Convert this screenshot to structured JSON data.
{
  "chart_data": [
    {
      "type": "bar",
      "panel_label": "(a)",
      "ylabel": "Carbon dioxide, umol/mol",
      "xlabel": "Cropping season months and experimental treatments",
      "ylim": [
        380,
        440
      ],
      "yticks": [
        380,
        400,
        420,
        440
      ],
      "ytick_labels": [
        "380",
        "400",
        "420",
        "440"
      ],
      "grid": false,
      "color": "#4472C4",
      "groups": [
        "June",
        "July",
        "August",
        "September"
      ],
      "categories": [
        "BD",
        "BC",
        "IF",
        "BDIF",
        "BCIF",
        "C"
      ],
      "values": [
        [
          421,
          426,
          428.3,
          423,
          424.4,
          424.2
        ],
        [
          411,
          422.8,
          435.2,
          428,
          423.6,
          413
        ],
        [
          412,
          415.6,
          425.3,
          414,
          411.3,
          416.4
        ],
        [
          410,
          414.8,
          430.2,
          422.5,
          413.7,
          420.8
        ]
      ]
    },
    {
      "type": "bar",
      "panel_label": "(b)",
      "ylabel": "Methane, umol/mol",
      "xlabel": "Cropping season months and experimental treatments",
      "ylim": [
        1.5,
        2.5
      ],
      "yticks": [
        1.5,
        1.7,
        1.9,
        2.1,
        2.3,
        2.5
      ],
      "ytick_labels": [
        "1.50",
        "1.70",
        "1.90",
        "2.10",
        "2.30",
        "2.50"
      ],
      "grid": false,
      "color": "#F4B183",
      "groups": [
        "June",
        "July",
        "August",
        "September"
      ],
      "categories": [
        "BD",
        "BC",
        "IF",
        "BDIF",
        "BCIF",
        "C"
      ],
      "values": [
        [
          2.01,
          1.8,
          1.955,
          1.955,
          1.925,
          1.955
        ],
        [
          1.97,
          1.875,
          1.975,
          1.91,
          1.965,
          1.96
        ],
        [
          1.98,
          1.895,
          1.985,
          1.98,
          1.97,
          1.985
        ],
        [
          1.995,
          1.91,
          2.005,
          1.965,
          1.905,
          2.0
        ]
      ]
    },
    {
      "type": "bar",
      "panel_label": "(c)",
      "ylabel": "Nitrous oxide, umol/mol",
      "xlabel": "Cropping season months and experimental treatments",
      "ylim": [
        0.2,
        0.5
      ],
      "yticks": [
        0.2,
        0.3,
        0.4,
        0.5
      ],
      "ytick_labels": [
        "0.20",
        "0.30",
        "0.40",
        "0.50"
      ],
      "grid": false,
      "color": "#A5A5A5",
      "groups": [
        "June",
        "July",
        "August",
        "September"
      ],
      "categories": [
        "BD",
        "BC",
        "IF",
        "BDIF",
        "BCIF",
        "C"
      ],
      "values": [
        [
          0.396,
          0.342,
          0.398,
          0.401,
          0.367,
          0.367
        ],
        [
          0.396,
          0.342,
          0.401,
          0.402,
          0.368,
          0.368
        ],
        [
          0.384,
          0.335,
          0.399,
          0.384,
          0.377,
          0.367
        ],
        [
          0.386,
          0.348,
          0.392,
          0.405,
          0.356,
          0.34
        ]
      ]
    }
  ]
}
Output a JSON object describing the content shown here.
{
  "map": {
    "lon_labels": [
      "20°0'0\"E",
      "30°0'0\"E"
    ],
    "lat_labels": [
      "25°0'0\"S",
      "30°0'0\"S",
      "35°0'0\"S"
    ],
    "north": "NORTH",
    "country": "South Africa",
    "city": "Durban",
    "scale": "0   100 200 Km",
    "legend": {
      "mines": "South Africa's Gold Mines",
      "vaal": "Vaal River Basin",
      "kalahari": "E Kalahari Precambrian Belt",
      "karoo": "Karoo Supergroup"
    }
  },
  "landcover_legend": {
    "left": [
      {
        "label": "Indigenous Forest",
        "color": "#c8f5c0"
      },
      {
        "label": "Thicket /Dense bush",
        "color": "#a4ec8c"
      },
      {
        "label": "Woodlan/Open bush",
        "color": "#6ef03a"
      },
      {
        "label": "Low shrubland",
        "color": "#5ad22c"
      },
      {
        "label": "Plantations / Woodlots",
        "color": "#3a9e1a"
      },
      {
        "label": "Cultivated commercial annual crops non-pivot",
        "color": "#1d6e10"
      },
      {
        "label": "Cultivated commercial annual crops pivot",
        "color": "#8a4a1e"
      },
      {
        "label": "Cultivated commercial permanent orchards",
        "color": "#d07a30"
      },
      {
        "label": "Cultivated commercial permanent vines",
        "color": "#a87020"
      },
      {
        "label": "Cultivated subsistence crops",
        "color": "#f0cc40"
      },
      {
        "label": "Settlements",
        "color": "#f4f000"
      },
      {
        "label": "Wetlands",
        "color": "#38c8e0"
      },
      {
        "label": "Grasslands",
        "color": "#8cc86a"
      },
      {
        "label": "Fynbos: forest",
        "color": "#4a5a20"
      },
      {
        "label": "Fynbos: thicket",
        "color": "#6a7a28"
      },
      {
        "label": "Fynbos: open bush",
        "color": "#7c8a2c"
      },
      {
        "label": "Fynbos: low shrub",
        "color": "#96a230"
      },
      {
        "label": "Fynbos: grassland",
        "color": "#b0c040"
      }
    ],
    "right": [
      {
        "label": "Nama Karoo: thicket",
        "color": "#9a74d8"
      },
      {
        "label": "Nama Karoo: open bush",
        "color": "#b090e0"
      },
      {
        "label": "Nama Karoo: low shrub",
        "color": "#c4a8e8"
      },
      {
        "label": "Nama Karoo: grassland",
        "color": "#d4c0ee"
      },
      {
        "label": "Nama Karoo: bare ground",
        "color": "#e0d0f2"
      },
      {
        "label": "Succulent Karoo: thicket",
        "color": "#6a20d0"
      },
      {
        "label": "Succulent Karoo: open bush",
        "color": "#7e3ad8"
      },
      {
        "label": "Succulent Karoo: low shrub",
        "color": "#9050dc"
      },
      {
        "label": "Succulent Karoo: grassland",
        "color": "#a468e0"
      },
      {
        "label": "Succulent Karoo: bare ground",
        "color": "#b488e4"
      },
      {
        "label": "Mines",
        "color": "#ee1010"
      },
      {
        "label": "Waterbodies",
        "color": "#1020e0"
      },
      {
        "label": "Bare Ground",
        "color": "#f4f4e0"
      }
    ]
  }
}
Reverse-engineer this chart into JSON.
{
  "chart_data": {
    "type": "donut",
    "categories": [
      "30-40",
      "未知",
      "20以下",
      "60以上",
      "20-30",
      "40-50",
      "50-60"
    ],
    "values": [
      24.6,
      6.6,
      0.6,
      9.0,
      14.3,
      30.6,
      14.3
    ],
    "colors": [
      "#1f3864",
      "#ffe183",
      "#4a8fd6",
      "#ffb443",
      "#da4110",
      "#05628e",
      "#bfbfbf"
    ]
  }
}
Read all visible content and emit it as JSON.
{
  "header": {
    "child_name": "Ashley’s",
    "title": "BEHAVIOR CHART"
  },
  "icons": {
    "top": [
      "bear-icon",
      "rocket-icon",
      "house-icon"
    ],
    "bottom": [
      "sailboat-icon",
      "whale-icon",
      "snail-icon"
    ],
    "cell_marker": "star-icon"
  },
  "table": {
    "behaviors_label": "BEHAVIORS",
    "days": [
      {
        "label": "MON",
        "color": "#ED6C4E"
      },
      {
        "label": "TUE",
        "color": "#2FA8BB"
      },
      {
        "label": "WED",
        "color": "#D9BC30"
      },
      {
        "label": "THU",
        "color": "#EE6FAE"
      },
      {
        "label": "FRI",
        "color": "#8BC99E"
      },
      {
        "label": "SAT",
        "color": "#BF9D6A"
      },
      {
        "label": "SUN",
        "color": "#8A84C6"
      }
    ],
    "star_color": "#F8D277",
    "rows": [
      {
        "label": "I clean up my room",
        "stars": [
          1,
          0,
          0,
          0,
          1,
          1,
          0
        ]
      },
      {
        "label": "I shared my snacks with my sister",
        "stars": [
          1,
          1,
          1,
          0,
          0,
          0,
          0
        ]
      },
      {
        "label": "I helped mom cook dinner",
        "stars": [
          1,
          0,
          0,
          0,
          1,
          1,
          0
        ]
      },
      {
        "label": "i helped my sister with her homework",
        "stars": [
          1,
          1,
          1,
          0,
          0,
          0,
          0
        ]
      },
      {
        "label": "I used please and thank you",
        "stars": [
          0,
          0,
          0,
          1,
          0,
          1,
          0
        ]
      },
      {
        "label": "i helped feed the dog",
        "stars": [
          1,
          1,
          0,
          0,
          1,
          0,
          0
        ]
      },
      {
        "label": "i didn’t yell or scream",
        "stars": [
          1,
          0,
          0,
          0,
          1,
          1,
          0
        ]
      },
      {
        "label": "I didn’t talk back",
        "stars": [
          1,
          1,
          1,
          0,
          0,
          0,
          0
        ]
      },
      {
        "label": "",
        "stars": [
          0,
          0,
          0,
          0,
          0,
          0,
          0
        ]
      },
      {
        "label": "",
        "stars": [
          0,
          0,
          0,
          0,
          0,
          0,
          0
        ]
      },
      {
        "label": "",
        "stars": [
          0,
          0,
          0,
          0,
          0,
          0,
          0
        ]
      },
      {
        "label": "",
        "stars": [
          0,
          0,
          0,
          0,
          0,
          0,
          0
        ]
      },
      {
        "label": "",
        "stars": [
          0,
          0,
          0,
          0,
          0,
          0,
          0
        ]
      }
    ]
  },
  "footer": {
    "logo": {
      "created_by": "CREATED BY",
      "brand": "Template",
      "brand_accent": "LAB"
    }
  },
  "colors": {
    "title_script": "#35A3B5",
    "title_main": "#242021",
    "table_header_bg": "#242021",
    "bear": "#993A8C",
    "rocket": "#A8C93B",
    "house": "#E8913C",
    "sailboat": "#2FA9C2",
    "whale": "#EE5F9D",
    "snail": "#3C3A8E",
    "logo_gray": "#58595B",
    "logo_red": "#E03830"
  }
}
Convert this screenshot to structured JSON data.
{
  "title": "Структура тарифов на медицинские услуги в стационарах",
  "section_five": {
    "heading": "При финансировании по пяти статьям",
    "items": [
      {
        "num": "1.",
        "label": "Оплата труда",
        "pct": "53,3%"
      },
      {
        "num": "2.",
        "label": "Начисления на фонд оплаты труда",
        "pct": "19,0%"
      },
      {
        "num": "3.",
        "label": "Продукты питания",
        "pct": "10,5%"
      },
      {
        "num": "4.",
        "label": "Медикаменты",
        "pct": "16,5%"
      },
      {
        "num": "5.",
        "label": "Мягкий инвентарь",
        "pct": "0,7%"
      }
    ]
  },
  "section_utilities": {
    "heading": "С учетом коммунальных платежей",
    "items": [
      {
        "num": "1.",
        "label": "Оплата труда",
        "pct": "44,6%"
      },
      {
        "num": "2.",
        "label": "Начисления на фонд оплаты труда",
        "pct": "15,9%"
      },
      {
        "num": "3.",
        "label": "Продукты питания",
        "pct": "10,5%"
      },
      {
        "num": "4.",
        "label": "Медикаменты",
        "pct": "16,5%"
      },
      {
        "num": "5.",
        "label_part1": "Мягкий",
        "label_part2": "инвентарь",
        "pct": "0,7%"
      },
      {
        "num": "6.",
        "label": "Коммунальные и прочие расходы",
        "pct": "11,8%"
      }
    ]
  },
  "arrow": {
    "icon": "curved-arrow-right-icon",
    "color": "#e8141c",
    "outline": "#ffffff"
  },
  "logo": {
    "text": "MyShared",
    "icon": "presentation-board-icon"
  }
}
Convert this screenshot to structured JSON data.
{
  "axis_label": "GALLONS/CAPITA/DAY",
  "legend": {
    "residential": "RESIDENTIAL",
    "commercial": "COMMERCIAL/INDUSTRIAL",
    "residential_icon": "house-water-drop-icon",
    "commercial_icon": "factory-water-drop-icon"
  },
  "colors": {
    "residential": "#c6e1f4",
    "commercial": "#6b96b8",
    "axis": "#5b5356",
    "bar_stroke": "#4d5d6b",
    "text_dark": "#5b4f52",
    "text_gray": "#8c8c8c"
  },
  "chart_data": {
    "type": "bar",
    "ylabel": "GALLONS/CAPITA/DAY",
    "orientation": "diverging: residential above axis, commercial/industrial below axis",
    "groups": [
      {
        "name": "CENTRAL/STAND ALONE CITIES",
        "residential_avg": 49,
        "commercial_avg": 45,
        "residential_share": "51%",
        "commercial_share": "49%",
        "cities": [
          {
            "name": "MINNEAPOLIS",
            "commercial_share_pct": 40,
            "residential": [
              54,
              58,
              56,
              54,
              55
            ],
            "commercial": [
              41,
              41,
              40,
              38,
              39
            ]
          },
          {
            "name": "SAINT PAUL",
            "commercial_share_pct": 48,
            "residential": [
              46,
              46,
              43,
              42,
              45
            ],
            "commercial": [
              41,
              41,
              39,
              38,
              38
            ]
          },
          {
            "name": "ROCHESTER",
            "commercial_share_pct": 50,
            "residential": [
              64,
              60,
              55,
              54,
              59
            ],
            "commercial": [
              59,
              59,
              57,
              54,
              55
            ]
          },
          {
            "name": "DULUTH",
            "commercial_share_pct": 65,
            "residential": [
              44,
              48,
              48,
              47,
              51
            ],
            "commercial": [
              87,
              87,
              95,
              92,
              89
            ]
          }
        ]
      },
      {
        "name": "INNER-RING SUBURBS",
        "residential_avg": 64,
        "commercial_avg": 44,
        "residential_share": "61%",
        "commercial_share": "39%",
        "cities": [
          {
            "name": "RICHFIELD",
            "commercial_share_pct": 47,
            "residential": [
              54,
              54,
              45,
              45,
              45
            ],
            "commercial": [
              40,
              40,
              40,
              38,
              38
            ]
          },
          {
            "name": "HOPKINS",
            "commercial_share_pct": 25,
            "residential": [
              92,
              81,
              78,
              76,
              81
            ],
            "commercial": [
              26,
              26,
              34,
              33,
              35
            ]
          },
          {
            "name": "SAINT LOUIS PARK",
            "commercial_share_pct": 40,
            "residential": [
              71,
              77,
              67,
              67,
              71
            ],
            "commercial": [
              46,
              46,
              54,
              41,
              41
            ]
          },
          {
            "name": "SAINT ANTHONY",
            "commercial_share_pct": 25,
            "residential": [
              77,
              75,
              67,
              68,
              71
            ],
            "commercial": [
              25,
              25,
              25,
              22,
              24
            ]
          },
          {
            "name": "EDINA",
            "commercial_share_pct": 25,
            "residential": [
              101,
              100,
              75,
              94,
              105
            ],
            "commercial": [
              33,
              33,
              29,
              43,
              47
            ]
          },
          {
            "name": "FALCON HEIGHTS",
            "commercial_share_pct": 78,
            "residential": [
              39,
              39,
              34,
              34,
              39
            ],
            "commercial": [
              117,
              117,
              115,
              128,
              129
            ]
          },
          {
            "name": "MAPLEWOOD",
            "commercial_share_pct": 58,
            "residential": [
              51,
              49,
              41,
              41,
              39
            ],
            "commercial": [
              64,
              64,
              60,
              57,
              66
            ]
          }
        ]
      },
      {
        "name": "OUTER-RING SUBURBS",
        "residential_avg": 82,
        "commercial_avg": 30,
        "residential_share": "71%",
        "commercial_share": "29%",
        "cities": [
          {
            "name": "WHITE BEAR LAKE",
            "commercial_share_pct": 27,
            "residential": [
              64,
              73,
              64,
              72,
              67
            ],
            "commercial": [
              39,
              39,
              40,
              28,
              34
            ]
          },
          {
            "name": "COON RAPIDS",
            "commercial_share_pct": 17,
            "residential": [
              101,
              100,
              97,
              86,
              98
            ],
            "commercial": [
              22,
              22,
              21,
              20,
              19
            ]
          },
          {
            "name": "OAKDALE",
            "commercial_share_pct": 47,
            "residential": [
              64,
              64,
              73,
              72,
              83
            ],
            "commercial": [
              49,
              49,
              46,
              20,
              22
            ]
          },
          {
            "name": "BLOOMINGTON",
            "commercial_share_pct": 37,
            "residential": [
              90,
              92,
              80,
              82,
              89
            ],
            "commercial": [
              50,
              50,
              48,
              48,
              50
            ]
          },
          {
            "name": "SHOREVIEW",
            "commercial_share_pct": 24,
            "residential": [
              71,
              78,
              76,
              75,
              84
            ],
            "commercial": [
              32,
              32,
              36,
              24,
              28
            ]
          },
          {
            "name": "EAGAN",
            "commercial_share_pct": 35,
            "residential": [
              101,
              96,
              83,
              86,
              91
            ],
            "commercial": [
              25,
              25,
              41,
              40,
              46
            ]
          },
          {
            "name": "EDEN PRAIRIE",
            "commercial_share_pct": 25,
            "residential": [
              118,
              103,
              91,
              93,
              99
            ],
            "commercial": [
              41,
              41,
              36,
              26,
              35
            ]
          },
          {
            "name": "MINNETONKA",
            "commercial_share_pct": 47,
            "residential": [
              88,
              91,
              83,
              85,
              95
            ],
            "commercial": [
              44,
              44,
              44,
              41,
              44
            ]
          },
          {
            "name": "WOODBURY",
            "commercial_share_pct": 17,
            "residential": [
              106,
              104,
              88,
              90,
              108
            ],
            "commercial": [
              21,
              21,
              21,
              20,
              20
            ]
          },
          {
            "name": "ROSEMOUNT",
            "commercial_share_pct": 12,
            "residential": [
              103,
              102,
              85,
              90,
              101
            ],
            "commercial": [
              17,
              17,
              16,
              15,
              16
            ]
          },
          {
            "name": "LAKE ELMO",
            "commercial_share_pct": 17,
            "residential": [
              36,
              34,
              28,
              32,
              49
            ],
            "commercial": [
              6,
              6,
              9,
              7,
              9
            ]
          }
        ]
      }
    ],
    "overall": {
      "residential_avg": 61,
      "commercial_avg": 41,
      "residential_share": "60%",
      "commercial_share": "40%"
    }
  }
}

====================

**PROMPT**
Find the word "инвентарь" in the material, then list each line that holds it.

**REPLY**
        "label": "Мягкий инвентарь",
        "label_part2": "инвентарь",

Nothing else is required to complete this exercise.